DATA SECTION →
┌──

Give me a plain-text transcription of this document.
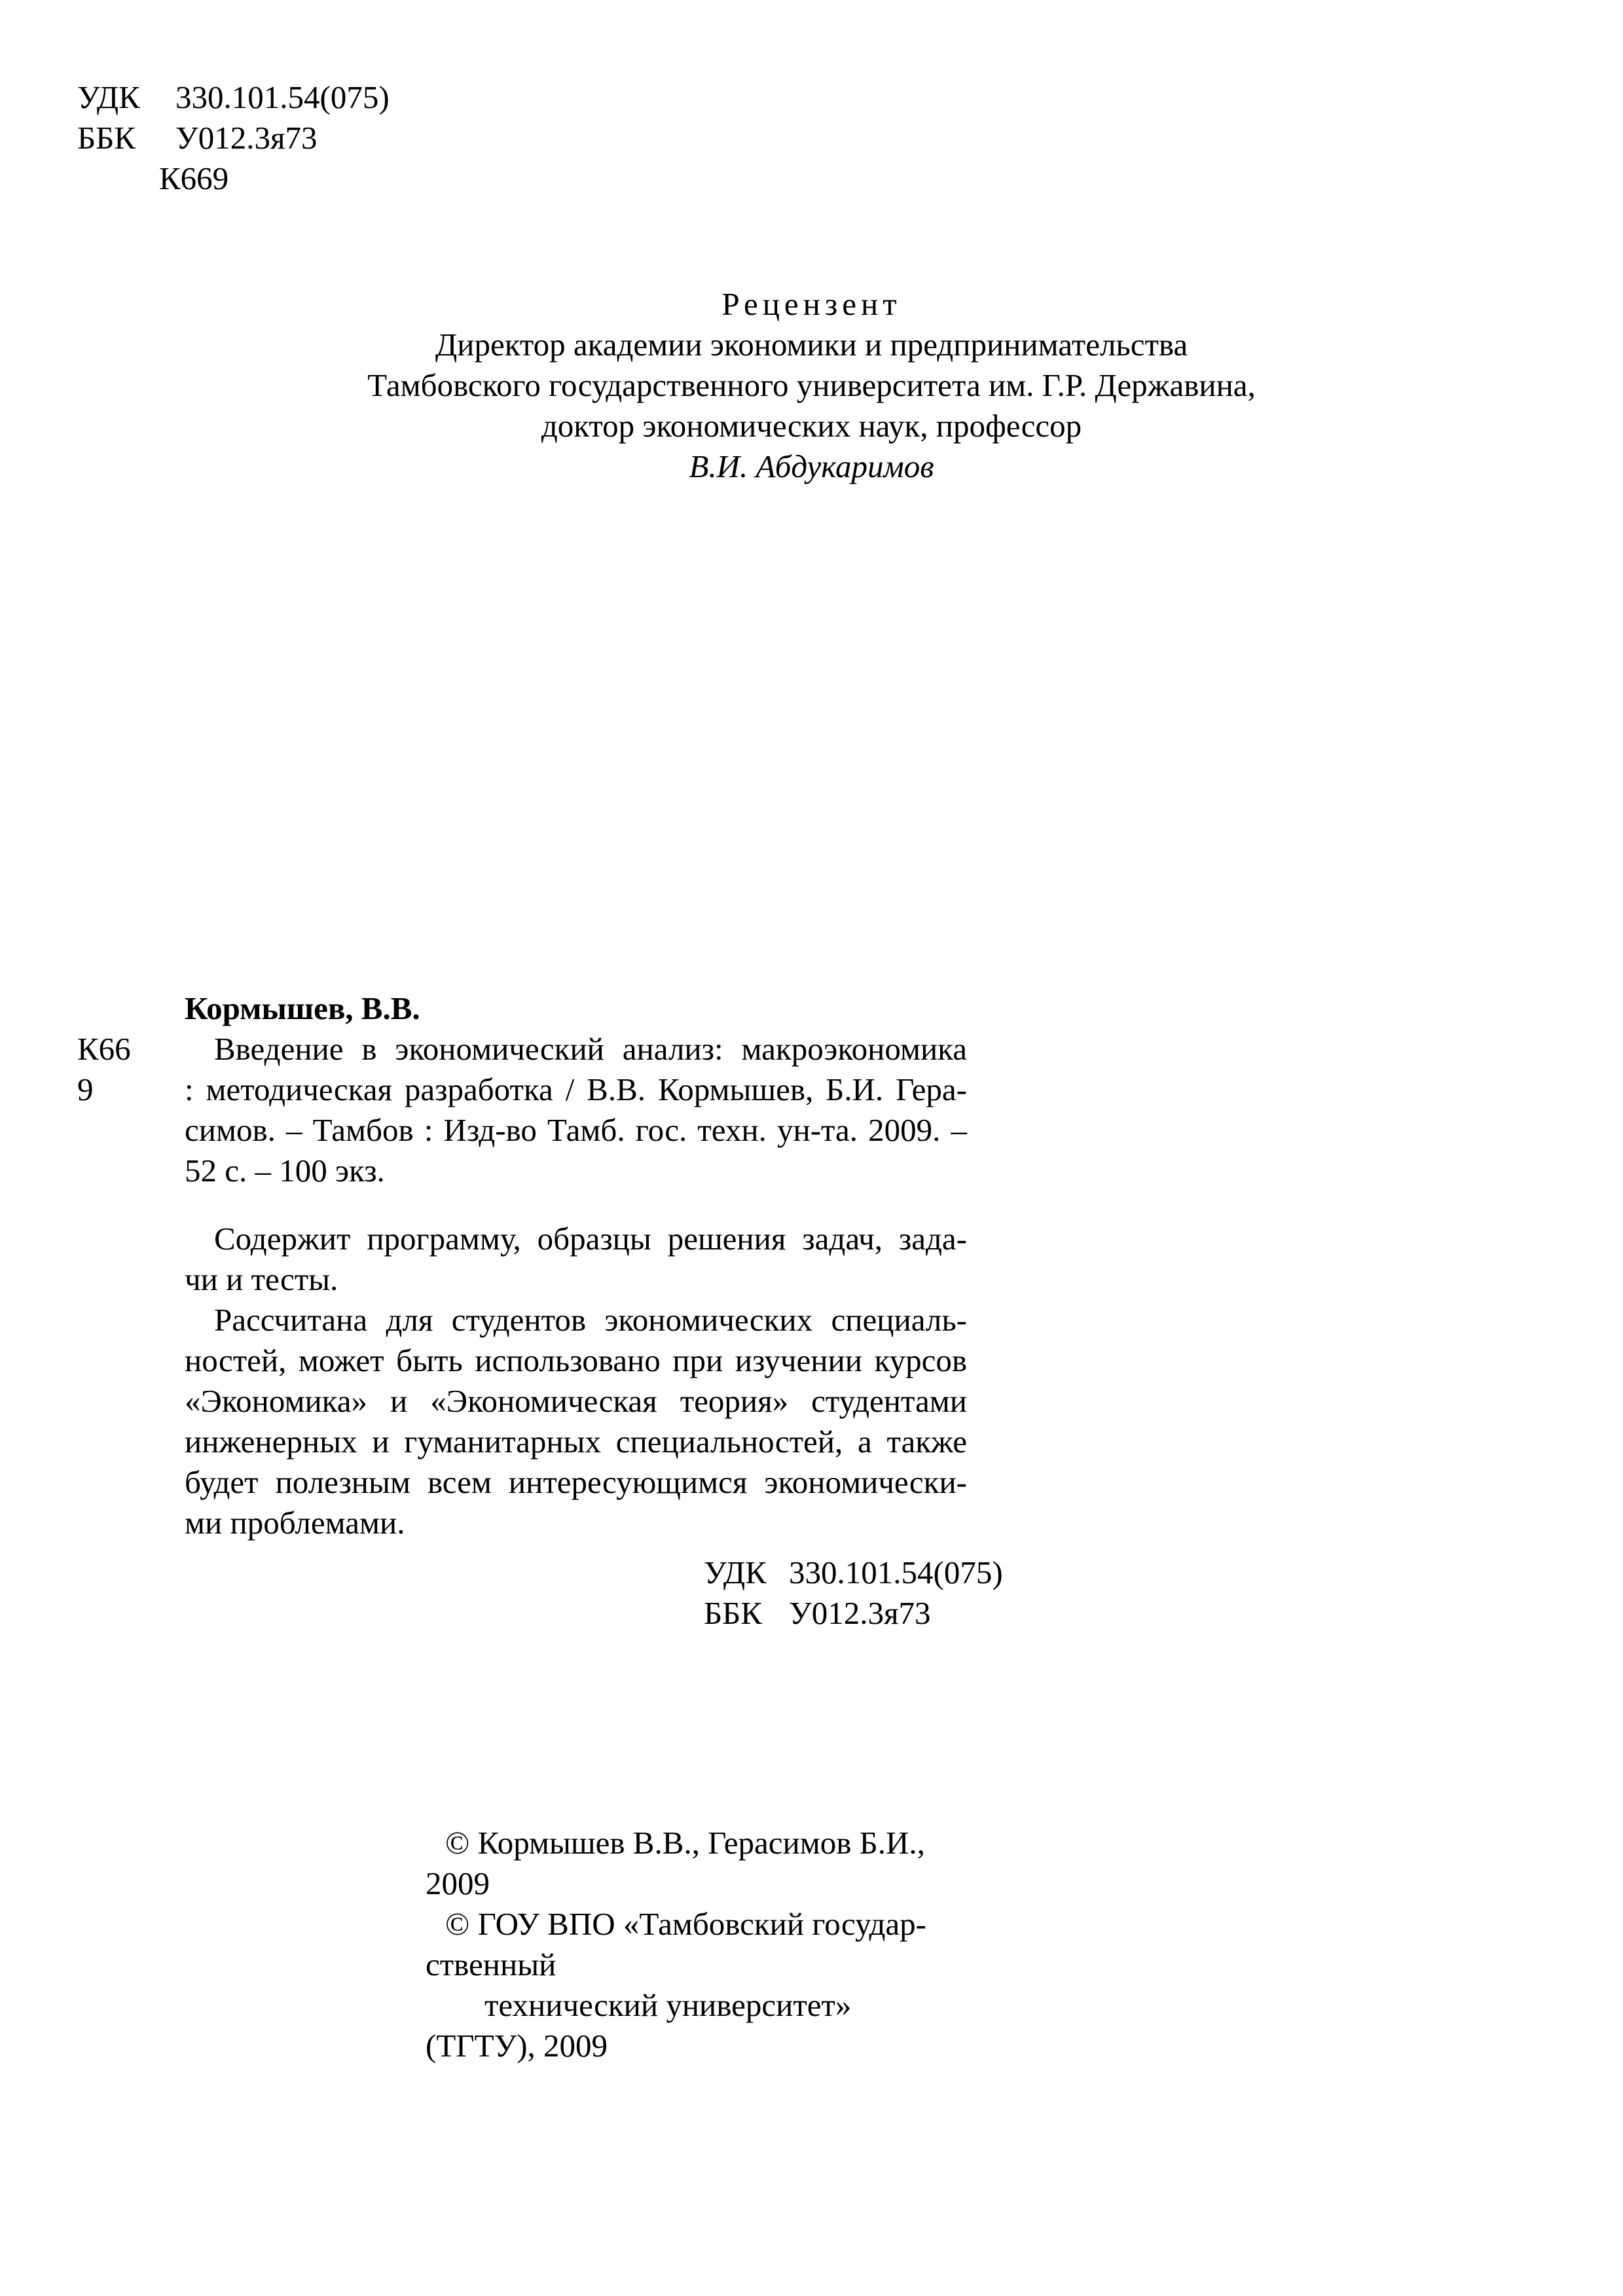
УДК	330.101.54(075)
ББК	У012.3я73
К669
Рецензент
Директор академии экономики и предпринимательства
Тамбовского государственного университета им. Г.Р. Державина,
доктор экономических наук, профессор
В.И. Абдукаримов
Кормышев, В.В.
К66
9
Введение в экономический анализ: макроэкономика
: методическая разработка / В.В. Кормышев, Б.И. Гера-
симов. – Тамбов : Изд-во Тамб. гос. техн. ун-та. 2009. –
52 с. – 100 экз.
Содержит программу, образцы решения задач, зада-
чи и тесты.
Рассчитана для студентов экономических специаль-
ностей, может быть использовано при изучении курсов
«Экономика» и «Экономическая теория» студентами
инженерных и гуманитарных специальностей, а также
будет полезным всем интересующимся экономически-
ми проблемами.
УДК 330.101.54(075)
ББК У012.3я73
© Кормышев В.В., Герасимов Б.И.,
2009
© ГОУ ВПО «Тамбовский государ-
ственный
технический университет»
(ТГТУ), 2009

└──

PROBLEM TO SOLVE → Omit the pictures. Output every record above word for word.

TASK ANSWER →
Give me a plain-text transcription of this document.
УДК	330.101.54(075)
ББК	У012.3я73
К669
Рецензент
Директор академии экономики и предпринимательства
Тамбовского государственного университета им. Г.Р. Державина,
доктор экономических наук, профессор
В.И. Абдукаримов
Кормышев, В.В.
К66
9
Введение в экономический анализ: макроэкономика
: методическая разработка / В.В. Кормышев, Б.И. Гера-
симов. – Тамбов : Изд-во Тамб. гос. техн. ун-та. 2009. –
52 с. – 100 экз.
Содержит программу, образцы решения задач, зада-
чи и тесты.
Рассчитана для студентов экономических специаль-
ностей, может быть использовано при изучении курсов
«Экономика» и «Экономическая теория» студентами
инженерных и гуманитарных специальностей, а также
будет полезным всем интересующимся экономически-
ми проблемами.
УДК 330.101.54(075)
ББК У012.3я73
© Кормышев В.В., Герасимов Б.И.,
2009
© ГОУ ВПО «Тамбовский государ-
ственный
технический университет»
(ТГТУ), 2009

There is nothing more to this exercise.